[Begin Supplied material]

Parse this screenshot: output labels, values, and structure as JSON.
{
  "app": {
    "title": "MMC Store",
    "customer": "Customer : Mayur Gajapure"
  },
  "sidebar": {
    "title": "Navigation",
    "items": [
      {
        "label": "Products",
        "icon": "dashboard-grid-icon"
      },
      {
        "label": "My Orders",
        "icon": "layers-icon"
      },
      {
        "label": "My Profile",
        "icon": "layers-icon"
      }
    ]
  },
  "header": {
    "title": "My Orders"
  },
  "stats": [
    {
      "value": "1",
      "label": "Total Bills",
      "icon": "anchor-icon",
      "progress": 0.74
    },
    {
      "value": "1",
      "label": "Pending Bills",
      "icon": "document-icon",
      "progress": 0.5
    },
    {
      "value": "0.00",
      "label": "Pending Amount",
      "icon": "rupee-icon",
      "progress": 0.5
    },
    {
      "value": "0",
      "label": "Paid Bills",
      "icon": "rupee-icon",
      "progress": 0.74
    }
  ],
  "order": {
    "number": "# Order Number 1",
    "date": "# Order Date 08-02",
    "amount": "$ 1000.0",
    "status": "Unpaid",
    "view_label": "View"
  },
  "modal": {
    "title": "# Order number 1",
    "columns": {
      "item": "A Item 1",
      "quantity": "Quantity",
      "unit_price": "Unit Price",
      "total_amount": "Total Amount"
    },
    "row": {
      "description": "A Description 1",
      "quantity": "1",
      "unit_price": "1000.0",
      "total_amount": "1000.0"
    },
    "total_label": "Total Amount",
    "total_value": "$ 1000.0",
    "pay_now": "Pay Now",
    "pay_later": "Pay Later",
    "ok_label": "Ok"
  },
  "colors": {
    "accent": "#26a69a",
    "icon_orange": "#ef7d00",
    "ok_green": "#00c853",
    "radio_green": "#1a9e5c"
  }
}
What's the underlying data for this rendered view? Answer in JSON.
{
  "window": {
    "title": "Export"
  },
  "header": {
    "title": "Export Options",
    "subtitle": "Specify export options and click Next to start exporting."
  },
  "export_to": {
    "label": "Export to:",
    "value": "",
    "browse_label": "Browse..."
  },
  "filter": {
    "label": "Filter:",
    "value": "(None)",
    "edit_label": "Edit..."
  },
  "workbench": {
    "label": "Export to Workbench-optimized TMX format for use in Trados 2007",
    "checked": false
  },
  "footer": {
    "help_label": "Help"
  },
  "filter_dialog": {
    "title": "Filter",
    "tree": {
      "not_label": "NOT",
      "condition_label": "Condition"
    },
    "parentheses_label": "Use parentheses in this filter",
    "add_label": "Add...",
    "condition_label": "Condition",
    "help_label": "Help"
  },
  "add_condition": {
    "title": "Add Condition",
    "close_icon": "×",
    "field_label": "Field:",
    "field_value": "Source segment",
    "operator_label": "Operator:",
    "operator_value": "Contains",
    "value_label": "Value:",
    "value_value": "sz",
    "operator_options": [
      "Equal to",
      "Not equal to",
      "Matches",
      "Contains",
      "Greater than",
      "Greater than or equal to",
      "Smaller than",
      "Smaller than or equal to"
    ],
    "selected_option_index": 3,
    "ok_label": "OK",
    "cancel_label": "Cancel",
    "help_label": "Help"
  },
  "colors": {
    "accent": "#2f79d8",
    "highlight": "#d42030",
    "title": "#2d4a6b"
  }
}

[End Supplied material]

What is expected:
Make an exact copy of the data above.

Task result:
Parse this screenshot: output labels, values, and structure as JSON.
{
  "app": {
    "title": "MMC Store",
    "customer": "Customer : Mayur Gajapure"
  },
  "sidebar": {
    "title": "Navigation",
    "items": [
      {
        "label": "Products",
        "icon": "dashboard-grid-icon"
      },
      {
        "label": "My Orders",
        "icon": "layers-icon"
      },
      {
        "label": "My Profile",
        "icon": "layers-icon"
      }
    ]
  },
  "header": {
    "title": "My Orders"
  },
  "stats": [
    {
      "value": "1",
      "label": "Total Bills",
      "icon": "anchor-icon",
      "progress": 0.74
    },
    {
      "value": "1",
      "label": "Pending Bills",
      "icon": "document-icon",
      "progress": 0.5
    },
    {
      "value": "0.00",
      "label": "Pending Amount",
      "icon": "rupee-icon",
      "progress": 0.5
    },
    {
      "value": "0",
      "label": "Paid Bills",
      "icon": "rupee-icon",
      "progress": 0.74
    }
  ],
  "order": {
    "number": "# Order Number 1",
    "date": "# Order Date 08-02",
    "amount": "$ 1000.0",
    "status": "Unpaid",
    "view_label": "View"
  },
  "modal": {
    "title": "# Order number 1",
    "columns": {
      "item": "A Item 1",
      "quantity": "Quantity",
      "unit_price": "Unit Price",
      "total_amount": "Total Amount"
    },
    "row": {
      "description": "A Description 1",
      "quantity": "1",
      "unit_price": "1000.0",
      "total_amount": "1000.0"
    },
    "total_label": "Total Amount",
    "total_value": "$ 1000.0",
    "pay_now": "Pay Now",
    "pay_later": "Pay Later",
    "ok_label": "Ok"
  },
  "colors": {
    "accent": "#26a69a",
    "icon_orange": "#ef7d00",
    "ok_green": "#00c853",
    "radio_green": "#1a9e5c"
  }
}
What's the underlying data for this rendered view? Answer in JSON.
{
  "window": {
    "title": "Export"
  },
  "header": {
    "title": "Export Options",
    "subtitle": "Specify export options and click Next to start exporting."
  },
  "export_to": {
    "label": "Export to:",
    "value": "",
    "browse_label": "Browse..."
  },
  "filter": {
    "label": "Filter:",
    "value": "(None)",
    "edit_label": "Edit..."
  },
  "workbench": {
    "label": "Export to Workbench-optimized TMX format for use in Trados 2007",
    "checked": false
  },
  "footer": {
    "help_label": "Help"
  },
  "filter_dialog": {
    "title": "Filter",
    "tree": {
      "not_label": "NOT",
      "condition_label": "Condition"
    },
    "parentheses_label": "Use parentheses in this filter",
    "add_label": "Add...",
    "condition_label": "Condition",
    "help_label": "Help"
  },
  "add_condition": {
    "title": "Add Condition",
    "close_icon": "×",
    "field_label": "Field:",
    "field_value": "Source segment",
    "operator_label": "Operator:",
    "operator_value": "Contains",
    "value_label": "Value:",
    "value_value": "sz",
    "operator_options": [
      "Equal to",
      "Not equal to",
      "Matches",
      "Contains",
      "Greater than",
      "Greater than or equal to",
      "Smaller than",
      "Smaller than or equal to"
    ],
    "selected_option_index": 3,
    "ok_label": "OK",
    "cancel_label": "Cancel",
    "help_label": "Help"
  },
  "colors": {
    "accent": "#2f79d8",
    "highlight": "#d42030",
    "title": "#2d4a6b"
  }
}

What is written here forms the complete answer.